→ PROBLEM DETAILS:
Which lines in the records below contain the word "rows"? Copy each one out.

(Records that describe figures)
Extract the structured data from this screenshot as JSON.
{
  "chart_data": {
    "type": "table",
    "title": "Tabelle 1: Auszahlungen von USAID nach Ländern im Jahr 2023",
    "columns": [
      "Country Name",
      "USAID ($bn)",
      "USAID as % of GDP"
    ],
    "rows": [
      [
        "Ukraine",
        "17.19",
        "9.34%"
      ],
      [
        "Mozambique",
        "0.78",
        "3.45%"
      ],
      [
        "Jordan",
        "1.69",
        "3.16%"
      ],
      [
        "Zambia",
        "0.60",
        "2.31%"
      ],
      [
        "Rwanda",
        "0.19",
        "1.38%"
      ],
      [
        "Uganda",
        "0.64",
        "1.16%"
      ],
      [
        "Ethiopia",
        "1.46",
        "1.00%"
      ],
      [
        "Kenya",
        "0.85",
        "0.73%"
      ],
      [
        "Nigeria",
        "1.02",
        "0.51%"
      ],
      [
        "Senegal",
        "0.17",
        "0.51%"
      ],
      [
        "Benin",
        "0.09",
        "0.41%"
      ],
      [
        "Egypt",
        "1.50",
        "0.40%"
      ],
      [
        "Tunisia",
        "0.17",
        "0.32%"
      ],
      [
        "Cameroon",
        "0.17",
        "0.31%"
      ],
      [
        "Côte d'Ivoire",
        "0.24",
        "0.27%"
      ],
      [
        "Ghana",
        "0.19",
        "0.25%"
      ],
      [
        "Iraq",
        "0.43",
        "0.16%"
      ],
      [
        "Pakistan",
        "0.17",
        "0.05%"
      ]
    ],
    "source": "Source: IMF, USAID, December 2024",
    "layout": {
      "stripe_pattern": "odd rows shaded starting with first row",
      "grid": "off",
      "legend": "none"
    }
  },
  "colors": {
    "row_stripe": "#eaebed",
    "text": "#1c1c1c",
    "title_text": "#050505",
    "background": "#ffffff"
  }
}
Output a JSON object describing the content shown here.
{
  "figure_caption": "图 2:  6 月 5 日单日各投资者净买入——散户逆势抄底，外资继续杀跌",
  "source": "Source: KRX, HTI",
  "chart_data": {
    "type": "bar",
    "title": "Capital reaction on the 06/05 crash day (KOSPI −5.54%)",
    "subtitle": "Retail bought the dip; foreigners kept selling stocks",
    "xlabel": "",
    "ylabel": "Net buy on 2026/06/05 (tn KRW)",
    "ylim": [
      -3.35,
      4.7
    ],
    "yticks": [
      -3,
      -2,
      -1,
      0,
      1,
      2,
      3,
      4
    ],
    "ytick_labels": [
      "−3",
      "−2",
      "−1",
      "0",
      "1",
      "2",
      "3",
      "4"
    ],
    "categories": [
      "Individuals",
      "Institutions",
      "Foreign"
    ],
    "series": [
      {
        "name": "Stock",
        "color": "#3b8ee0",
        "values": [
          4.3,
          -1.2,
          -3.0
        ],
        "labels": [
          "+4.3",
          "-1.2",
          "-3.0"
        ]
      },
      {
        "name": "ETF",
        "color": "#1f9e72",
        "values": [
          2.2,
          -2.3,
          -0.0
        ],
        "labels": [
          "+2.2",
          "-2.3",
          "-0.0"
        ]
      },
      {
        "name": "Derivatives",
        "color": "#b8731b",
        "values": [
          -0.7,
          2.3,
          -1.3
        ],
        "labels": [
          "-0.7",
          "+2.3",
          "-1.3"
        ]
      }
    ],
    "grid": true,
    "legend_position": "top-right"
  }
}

→ RESULT FOR THIS EXERCISE:
    "rows": [
      "stripe_pattern": "odd rows shaded starting with first row",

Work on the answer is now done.